* PASSAGE:

# Put in an adoption application



## Karen519 (Aug 21, 2006)

*Mulligan*

Mulligan is just gorgeous!
Did you call and email the shelter to let them know you are interested in adopting him, and did you go to meet him?

This is a KILL shelter.


----------



## ELI&BAILEY'S MOM (Dec 18, 2008)

I'll keep my fingers crossed for you. Mulligan is a very handsome fella!!! Good Luck.


----------



## ebenjamin85 (Apr 13, 2008)

I just filled out and submitted the application and am emailing them now. I couldn't wait to post about him until i finished


----------



## Karen519 (Aug 21, 2006)

*ebenjamim*

So glad you are emlg. them, but DEFINITELY call them, too!

Mulligan is a beauty!!


----------



## mkkuch (Dec 13, 2010)

* TASK DETAILS: Carry on the forum thread about adopting Mulligan from the point where it stops. The items that come next are separate material, unrelated to the forum thread about adopting Mulligan.

* GIVEN DATA:
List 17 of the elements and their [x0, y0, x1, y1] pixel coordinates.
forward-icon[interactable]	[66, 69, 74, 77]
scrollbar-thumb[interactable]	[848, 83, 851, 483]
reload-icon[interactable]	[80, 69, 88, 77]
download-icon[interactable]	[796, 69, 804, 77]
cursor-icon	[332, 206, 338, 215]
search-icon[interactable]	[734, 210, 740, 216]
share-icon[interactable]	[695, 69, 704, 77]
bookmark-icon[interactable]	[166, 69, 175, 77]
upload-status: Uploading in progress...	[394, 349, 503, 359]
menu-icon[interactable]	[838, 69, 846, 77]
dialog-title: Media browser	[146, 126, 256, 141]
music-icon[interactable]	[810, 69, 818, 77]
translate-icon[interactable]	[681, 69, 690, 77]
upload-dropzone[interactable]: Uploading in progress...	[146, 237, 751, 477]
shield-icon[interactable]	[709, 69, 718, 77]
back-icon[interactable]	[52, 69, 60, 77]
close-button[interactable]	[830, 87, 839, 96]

* OUTPUT OF THE EXERCISE:
He's very handsome. I'll keep my fingers crossed for you. I hope it works out!


----------



## ebenjamin85 (Apr 13, 2008)

I just emailed and called. They will try to verify our vet references today and we will hopefully get to meet him with Samantha on Sunday!


----------



## CAROLINA MOM (May 12, 2009)

How exciting, Mulligan is a very handsome boy. Best of luck to you and your family, keep us posted. Hope to hear he will be joining your family soon.


----------



## Laurie (Sep 20, 2009)

Good luck.......Mulligan is very handsome and what a coat!!!!!


----------



## ebenjamin85 (Apr 13, 2008)

Thanks everyone. I will keep you posted!


----------



## Rob's GRs (Feb 25, 2007)

ebenjamin85 said:


> Thanks everyone. I will keep you posted!


Yes, please keep us posted and all the best with the adoption process.


----------



## fostermom (Sep 6, 2007)

What a gorgeous boy he is! Good luck.


----------



## goldencontriever3 (Nov 7, 2008)

Fingers crossed....Mulligan is a handsome boy! Please let us know how it goes.


----------



## DNL2448 (Feb 13, 2009)

Can't wait to hear...He is a lovely boy!


----------



## ebenjamin85 (Apr 13, 2008)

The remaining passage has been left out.